(Problem requirements)
Find and return each line containing "specified".

(Supplied entries)
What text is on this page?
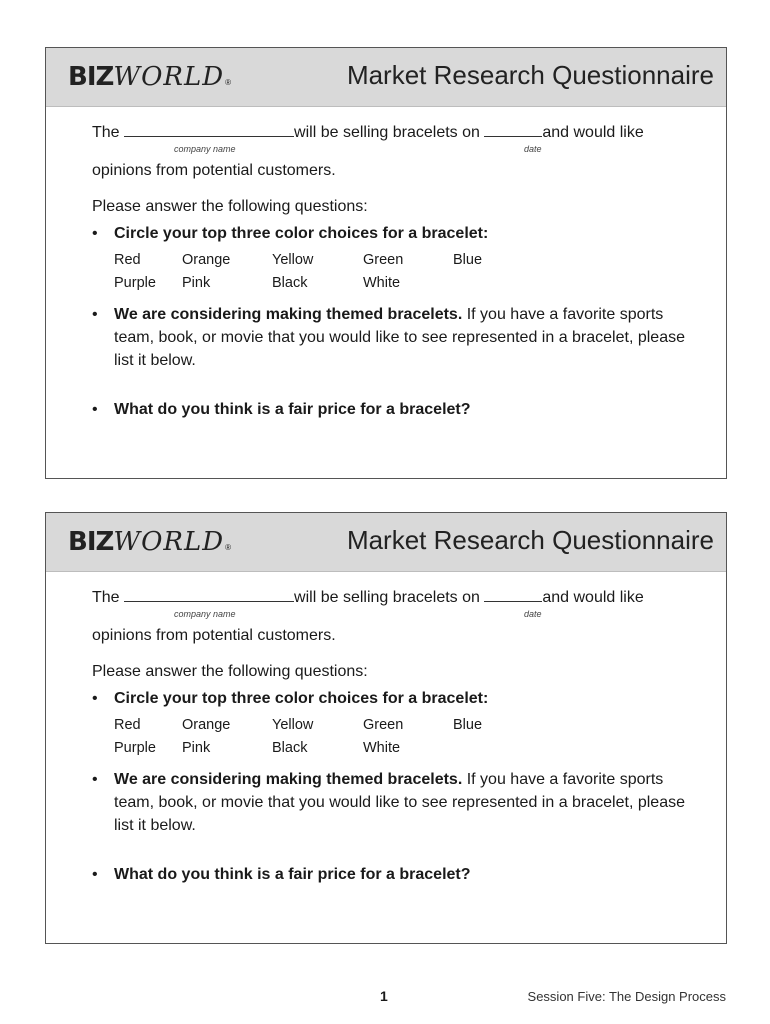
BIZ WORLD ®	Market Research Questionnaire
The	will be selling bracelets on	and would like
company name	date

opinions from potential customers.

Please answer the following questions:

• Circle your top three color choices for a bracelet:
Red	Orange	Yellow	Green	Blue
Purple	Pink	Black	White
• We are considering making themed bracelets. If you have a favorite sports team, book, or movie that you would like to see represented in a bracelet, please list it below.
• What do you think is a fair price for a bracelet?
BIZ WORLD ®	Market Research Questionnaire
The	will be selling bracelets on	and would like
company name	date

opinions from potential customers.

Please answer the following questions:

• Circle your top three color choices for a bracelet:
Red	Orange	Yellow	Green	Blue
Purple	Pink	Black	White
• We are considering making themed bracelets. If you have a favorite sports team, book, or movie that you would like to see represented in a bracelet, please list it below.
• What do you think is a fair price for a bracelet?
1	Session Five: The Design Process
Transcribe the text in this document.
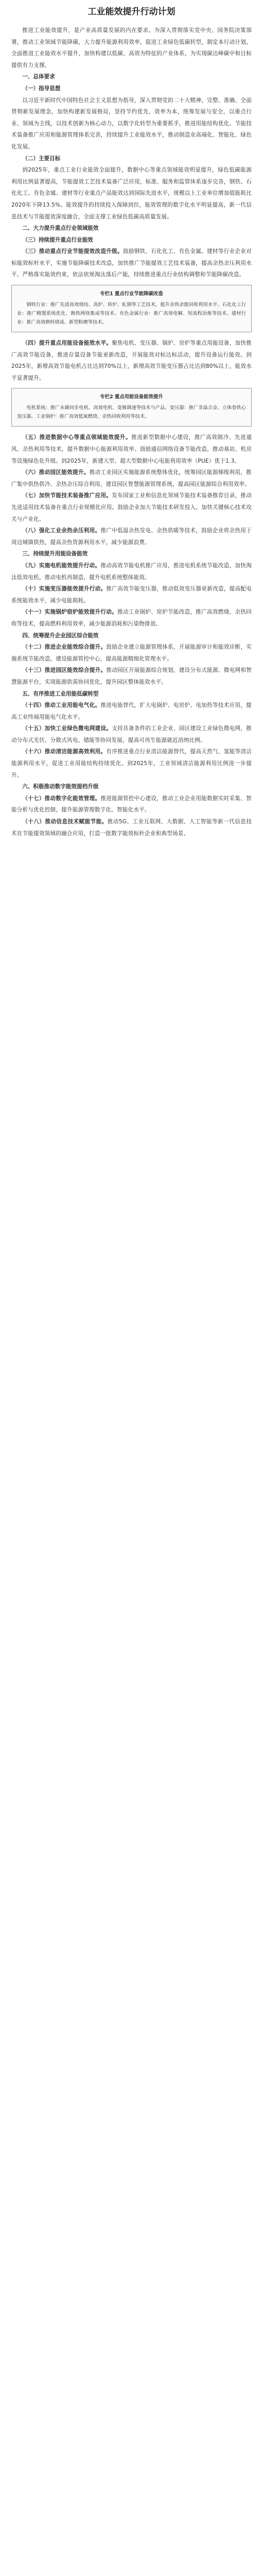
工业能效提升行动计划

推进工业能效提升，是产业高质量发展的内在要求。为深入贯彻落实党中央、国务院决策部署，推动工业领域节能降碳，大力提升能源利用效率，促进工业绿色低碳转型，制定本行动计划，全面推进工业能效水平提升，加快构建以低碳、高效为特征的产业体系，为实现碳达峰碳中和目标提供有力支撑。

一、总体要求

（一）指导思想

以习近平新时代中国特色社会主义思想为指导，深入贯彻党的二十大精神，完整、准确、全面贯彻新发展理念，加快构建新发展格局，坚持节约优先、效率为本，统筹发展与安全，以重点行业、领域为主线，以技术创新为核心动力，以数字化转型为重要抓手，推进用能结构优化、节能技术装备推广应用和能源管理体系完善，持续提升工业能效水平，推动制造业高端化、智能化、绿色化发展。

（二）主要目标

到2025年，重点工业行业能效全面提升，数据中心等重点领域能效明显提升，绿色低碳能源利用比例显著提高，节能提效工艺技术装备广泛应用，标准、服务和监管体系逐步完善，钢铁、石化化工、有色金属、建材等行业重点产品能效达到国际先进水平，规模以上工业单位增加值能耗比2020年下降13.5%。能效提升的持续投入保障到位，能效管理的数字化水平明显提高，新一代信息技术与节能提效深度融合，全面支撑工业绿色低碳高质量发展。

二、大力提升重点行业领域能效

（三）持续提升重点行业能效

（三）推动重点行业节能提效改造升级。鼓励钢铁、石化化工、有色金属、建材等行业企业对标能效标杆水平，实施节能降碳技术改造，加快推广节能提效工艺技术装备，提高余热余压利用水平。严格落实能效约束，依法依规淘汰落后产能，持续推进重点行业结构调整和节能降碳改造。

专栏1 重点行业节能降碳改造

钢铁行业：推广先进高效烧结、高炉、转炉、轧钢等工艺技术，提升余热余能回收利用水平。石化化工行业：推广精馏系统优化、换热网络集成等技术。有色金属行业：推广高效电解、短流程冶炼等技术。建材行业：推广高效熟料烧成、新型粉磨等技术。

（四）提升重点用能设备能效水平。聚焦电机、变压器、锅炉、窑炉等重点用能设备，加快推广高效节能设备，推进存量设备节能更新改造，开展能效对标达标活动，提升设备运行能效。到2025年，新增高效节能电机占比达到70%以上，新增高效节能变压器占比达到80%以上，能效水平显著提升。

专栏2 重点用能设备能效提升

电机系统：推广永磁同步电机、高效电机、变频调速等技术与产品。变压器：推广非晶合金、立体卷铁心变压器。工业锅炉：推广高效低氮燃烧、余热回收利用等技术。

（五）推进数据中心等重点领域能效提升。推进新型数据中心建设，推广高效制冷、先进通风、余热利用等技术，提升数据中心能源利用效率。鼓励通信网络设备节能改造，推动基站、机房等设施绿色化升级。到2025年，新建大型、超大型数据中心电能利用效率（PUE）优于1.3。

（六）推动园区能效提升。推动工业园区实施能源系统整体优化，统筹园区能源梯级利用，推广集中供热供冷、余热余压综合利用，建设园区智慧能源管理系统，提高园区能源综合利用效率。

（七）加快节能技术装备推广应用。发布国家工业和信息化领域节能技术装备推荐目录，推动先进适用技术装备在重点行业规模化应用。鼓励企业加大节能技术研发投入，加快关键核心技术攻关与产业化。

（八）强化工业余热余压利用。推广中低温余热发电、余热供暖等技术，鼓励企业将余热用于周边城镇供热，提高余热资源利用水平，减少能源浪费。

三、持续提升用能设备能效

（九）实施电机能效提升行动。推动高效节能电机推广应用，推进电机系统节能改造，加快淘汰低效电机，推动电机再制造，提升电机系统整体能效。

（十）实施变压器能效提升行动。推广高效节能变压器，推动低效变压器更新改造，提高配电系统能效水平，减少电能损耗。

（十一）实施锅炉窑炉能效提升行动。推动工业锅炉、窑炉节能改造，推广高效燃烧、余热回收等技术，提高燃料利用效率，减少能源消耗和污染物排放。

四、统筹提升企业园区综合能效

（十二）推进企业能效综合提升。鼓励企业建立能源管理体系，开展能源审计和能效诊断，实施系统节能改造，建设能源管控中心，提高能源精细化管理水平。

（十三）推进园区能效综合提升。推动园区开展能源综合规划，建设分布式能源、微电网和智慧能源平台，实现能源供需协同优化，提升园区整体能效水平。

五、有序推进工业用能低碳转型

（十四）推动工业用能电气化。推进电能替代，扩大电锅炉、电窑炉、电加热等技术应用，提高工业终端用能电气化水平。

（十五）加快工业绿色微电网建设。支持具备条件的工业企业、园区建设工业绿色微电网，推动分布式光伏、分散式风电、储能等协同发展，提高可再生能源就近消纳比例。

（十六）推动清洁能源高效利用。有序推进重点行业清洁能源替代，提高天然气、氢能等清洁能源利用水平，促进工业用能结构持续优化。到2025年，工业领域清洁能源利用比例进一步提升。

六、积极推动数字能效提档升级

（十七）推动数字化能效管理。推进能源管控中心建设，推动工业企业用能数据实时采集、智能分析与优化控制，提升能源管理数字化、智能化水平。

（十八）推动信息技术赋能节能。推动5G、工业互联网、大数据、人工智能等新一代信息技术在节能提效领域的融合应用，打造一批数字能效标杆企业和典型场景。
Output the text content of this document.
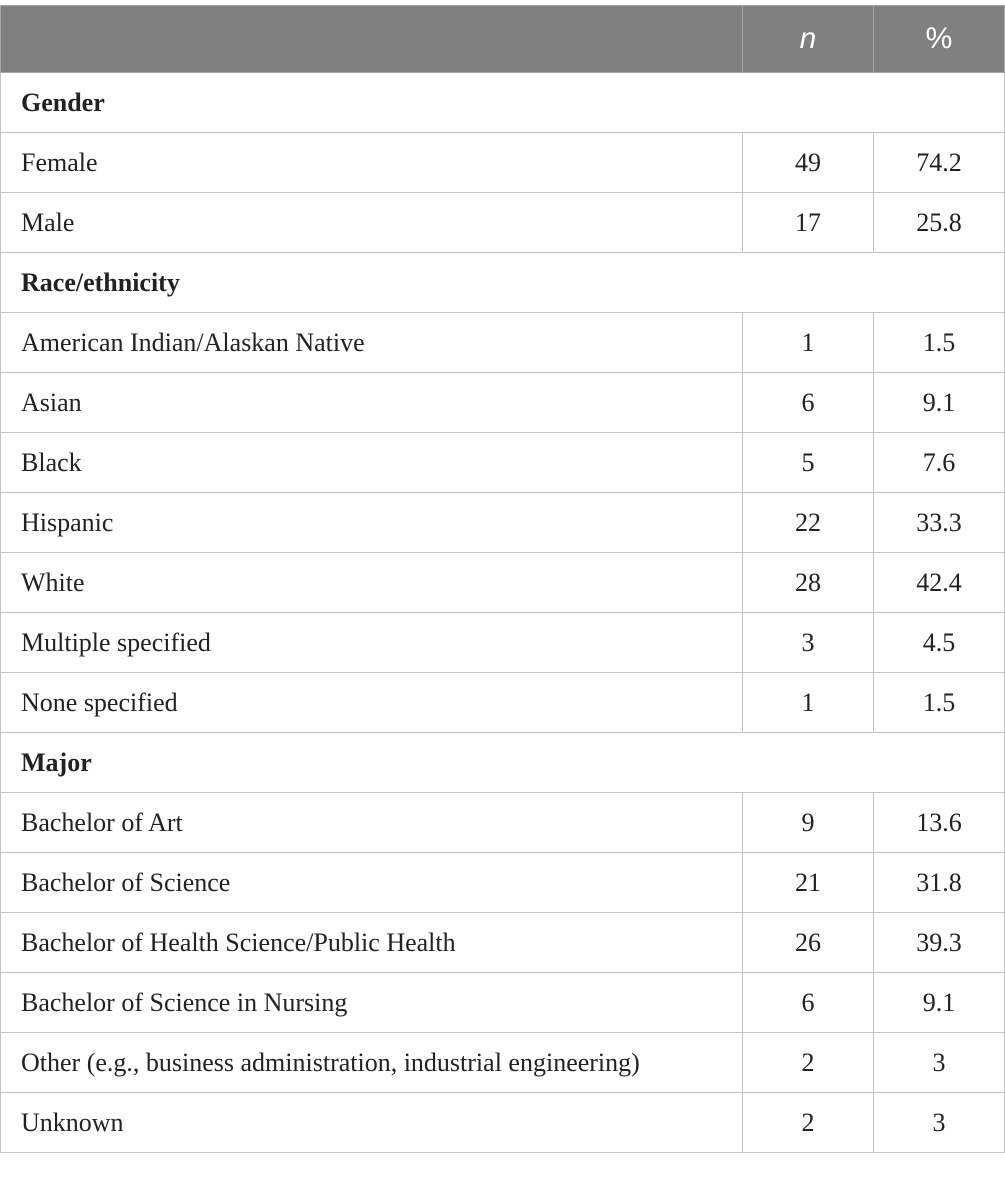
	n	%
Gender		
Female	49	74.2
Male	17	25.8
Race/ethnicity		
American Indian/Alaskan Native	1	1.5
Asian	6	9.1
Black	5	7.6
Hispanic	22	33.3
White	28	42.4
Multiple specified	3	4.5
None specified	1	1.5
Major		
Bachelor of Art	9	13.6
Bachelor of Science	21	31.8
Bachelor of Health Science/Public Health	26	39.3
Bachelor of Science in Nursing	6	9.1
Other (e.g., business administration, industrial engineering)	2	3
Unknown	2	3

(Answer to this problem)
Multiple specified	3	4.5
None specified	1	1.5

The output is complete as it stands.